WHAT IS ASKED:
Convert every line of the material below into a Markdown table with the columns "Row" and "Line", numbering the rows in order and leaving out any blank lines.

TASK INPUTS:
========
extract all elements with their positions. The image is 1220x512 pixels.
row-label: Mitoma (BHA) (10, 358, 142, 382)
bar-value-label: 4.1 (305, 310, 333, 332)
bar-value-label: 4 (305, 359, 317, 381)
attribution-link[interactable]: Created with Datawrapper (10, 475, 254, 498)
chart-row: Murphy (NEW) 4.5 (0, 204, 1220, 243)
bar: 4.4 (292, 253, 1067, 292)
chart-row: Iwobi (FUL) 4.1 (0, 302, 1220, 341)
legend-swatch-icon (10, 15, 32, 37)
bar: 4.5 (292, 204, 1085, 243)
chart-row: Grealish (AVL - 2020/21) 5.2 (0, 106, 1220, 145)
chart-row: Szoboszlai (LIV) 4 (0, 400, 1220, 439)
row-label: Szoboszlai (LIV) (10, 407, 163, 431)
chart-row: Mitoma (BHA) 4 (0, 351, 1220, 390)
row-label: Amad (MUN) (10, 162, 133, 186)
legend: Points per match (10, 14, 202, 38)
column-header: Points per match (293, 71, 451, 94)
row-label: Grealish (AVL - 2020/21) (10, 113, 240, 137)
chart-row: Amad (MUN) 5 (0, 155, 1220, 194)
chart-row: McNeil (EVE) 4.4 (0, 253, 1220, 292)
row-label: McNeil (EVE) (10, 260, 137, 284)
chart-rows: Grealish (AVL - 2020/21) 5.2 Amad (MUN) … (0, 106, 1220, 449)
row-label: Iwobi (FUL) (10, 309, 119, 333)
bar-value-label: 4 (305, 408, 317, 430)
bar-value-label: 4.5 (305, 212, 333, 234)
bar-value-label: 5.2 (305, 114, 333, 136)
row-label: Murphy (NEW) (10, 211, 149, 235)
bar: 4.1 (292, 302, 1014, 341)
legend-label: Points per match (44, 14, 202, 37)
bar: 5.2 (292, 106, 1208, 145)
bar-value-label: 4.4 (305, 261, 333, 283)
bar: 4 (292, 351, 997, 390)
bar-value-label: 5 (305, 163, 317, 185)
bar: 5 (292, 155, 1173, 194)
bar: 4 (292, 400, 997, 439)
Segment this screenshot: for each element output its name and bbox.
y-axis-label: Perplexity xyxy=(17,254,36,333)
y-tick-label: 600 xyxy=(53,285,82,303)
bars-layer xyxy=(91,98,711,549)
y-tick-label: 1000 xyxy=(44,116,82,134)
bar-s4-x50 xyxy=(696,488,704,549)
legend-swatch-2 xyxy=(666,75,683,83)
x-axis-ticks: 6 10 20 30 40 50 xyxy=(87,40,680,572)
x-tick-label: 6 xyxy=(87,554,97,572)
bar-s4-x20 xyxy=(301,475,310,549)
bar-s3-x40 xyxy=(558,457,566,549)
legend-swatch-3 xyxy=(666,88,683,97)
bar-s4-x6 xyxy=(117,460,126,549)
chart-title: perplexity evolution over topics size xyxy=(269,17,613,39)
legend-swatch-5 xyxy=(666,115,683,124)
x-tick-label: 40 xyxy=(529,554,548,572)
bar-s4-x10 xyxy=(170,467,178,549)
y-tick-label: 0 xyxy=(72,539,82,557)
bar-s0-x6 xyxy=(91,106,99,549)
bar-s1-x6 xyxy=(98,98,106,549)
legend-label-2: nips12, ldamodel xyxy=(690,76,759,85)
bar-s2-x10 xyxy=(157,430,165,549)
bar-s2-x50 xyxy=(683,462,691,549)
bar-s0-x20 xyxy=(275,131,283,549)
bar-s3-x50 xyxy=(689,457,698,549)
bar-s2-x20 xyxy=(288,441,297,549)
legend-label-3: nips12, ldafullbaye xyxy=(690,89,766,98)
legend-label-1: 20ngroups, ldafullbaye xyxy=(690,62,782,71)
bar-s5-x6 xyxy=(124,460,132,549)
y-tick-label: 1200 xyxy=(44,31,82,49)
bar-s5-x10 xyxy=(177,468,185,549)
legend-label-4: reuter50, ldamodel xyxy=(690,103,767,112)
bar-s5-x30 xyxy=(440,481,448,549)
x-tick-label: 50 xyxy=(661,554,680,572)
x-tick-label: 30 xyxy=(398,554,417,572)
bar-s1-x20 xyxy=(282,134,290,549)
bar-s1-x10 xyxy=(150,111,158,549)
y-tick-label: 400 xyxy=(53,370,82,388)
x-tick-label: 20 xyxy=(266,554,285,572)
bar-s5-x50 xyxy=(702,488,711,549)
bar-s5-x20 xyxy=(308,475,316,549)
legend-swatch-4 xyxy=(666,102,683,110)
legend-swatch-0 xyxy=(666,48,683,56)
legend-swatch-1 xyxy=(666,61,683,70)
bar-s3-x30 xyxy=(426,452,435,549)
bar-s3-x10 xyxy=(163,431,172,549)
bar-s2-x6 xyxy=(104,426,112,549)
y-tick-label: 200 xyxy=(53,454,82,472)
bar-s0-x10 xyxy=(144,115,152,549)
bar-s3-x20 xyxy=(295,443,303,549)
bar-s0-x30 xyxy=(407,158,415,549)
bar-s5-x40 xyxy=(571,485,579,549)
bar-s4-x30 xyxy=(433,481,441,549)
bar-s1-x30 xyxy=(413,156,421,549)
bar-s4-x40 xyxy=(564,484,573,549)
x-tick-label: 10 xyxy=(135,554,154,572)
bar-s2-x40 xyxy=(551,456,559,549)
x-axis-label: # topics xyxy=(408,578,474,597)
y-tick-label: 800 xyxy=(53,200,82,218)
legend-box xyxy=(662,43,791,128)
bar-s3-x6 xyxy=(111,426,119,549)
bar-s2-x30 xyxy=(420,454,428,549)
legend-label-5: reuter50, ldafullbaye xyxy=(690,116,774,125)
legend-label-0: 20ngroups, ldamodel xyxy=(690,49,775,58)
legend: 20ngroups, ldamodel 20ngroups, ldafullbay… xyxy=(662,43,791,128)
========
SOLVED EXERCISE:
| Row | Line |
|---|---|
| 1 | extract all elements with their positions. The image is 1220x512 pixels. |
| 2 | row-label: Mitoma (BHA) (10, 358, 142, 382) |
| 3 | bar-value-label: 4.1 (305, 310, 333, 332) |
| 4 | bar-value-label: 4 (305, 359, 317, 381) |
| 5 | attribution-link[interactable]: Created with Datawrapper (10, 475, 254, 498) |
| 6 | chart-row: Murphy (NEW) 4.5 (0, 204, 1220, 243) |
| 7 | bar: 4.4 (292, 253, 1067, 292) |
| 8 | chart-row: Iwobi (FUL) 4.1 (0, 302, 1220, 341) |
| 9 | legend-swatch-icon (10, 15, 32, 37) |
| 10 | bar: 4.5 (292, 204, 1085, 243) |
| 11 | chart-row: Grealish (AVL - 2020/21) 5.2 (0, 106, 1220, 145) |
| 12 | chart-row: Szoboszlai (LIV) 4 (0, 400, 1220, 439) |
| 13 | row-label: Szoboszlai (LIV) (10, 407, 163, 431) |
| 14 | chart-row: Mitoma (BHA) 4 (0, 351, 1220, 390) |
| 15 | row-label: Amad (MUN) (10, 162, 133, 186) |
| 16 | legend: Points per match (10, 14, 202, 38) |
| 17 | column-header: Points per match (293, 71, 451, 94) |
| 18 | row-label: Grealish (AVL - 2020/21) (10, 113, 240, 137) |
| 19 | chart-row: Amad (MUN) 5 (0, 155, 1220, 194) |
| 20 | chart-row: McNeil (EVE) 4.4 (0, 253, 1220, 292) |
| 21 | row-label: McNeil (EVE) (10, 260, 137, 284) |
| 22 | chart-rows: Grealish (AVL - 2020/21) 5.2 Amad (MUN) … (0, 106, 1220, 449) |
| 23 | row-label: Iwobi (FUL) (10, 309, 119, 333) |
| 24 | bar-value-label: 4 (305, 408, 317, 430) |
| 25 | bar-value-label: 4.5 (305, 212, 333, 234) |
| 26 | bar-value-label: 5.2 (305, 114, 333, 136) |
| 27 | row-label: Murphy (NEW) (10, 211, 149, 235) |
| 28 | bar: 4.1 (292, 302, 1014, 341) |
| 29 | legend-label: Points per match (44, 14, 202, 37) |
| 30 | bar: 5.2 (292, 106, 1208, 145) |
| 31 | bar-value-label: 4.4 (305, 261, 333, 283) |
| 32 | bar: 4 (292, 351, 997, 390) |
| 33 | bar-value-label: 5 (305, 163, 317, 185) |
| 34 | bar: 5 (292, 155, 1173, 194) |
| 35 | bar: 4 (292, 400, 997, 439) |
| 36 | Segment this screenshot: for each element output its name and bbox. |
| 37 | y-axis-label: Perplexity xyxy=(17,254,36,333) |
| 38 | y-tick-label: 600 xyxy=(53,285,82,303) |
| 39 | bars-layer xyxy=(91,98,711,549) |
| 40 | y-tick-label: 1000 xyxy=(44,116,82,134) |
| 41 | bar-s4-x50 xyxy=(696,488,704,549) |
| 42 | legend-swatch-2 xyxy=(666,75,683,83) |
| 43 | x-axis-ticks: 6 10 20 30 40 50 xyxy=(87,40,680,572) |
| 44 | x-tick-label: 6 xyxy=(87,554,97,572) |
| 45 | bar-s4-x20 xyxy=(301,475,310,549) |
| 46 | bar-s3-x40 xyxy=(558,457,566,549) |
| 47 | legend-swatch-3 xyxy=(666,88,683,97) |
| 48 | bar-s4-x6 xyxy=(117,460,126,549) |
| 49 | chart-title: perplexity evolution over topics size xyxy=(269,17,613,39) |
| 50 | legend-swatch-5 xyxy=(666,115,683,124) |
| 51 | x-tick-label: 40 xyxy=(529,554,548,572) |
| 52 | bar-s4-x10 xyxy=(170,467,178,549) |
| 53 | y-tick-label: 0 xyxy=(72,539,82,557) |
| 54 | bar-s0-x6 xyxy=(91,106,99,549) |
| 55 | bar-s1-x6 xyxy=(98,98,106,549) |
| 56 | legend-label-2: nips12, ldamodel xyxy=(690,76,759,85) |
| 57 | bar-s2-x10 xyxy=(157,430,165,549) |
| 58 | bar-s2-x50 xyxy=(683,462,691,549) |
| 59 | bar-s0-x20 xyxy=(275,131,283,549) |
| 60 | bar-s3-x50 xyxy=(689,457,698,549) |
| 61 | bar-s2-x20 xyxy=(288,441,297,549) |
| 62 | legend-label-3: nips12, ldafullbaye xyxy=(690,89,766,98) |
| 63 | legend-label-1: 20ngroups, ldafullbaye xyxy=(690,62,782,71) |
| 64 | bar-s5-x6 xyxy=(124,460,132,549) |
| 65 | y-tick-label: 1200 xyxy=(44,31,82,49) |
| 66 | bar-s5-x10 xyxy=(177,468,185,549) |
| 67 | legend-label-4: reuter50, ldamodel xyxy=(690,103,767,112) |
| 68 | bar-s5-x30 xyxy=(440,481,448,549) |
| 69 | x-tick-label: 50 xyxy=(661,554,680,572) |
| 70 | x-tick-label: 30 xyxy=(398,554,417,572) |
| 71 | bar-s1-x20 xyxy=(282,134,290,549) |
| 72 | bar-s1-x10 xyxy=(150,111,158,549) |
| 73 | y-tick-label: 400 xyxy=(53,370,82,388) |
| 74 | x-tick-label: 20 xyxy=(266,554,285,572) |
| 75 | bar-s5-x50 xyxy=(702,488,711,549) |
| 76 | bar-s5-x20 xyxy=(308,475,316,549) |
| 77 | legend-swatch-4 xyxy=(666,102,683,110) |
| 78 | legend-swatch-0 xyxy=(666,48,683,56) |
| 79 | legend-swatch-1 xyxy=(666,61,683,70) |
| 80 | bar-s3-x30 xyxy=(426,452,435,549) |
| 81 | bar-s3-x10 xyxy=(163,431,172,549) |
| 82 | bar-s2-x6 xyxy=(104,426,112,549) |
| 83 | y-tick-label: 200 xyxy=(53,454,82,472) |
| 84 | bar-s0-x10 xyxy=(144,115,152,549) |
| 85 | bar-s3-x20 xyxy=(295,443,303,549) |
| 86 | bar-s0-x30 xyxy=(407,158,415,549) |
| 87 | bar-s5-x40 xyxy=(571,485,579,549) |
| 88 | bar-s4-x30 xyxy=(433,481,441,549) |
| 89 | bar-s1-x30 xyxy=(413,156,421,549) |
| 90 | bar-s4-x40 xyxy=(564,484,573,549) |
| 91 | x-tick-label: 10 xyxy=(135,554,154,572) |
| 92 | bar-s2-x40 xyxy=(551,456,559,549) |
| 93 | x-axis-label: # topics xyxy=(408,578,474,597) |
| 94 | y-tick-label: 800 xyxy=(53,200,82,218) |
| 95 | legend-box xyxy=(662,43,791,128) |
| 96 | bar-s3-x6 xyxy=(111,426,119,549) |
| 97 | bar-s2-x30 xyxy=(420,454,428,549) |
| 98 | legend-label-5: reuter50, ldafullbaye xyxy=(690,116,774,125) |
| 99 | legend-label-0: 20ngroups, ldamodel xyxy=(690,49,775,58) |
| 100 | legend: 20ngroups, ldamodel 20ngroups, ldafullbay… xyxy=(662,43,791,128) |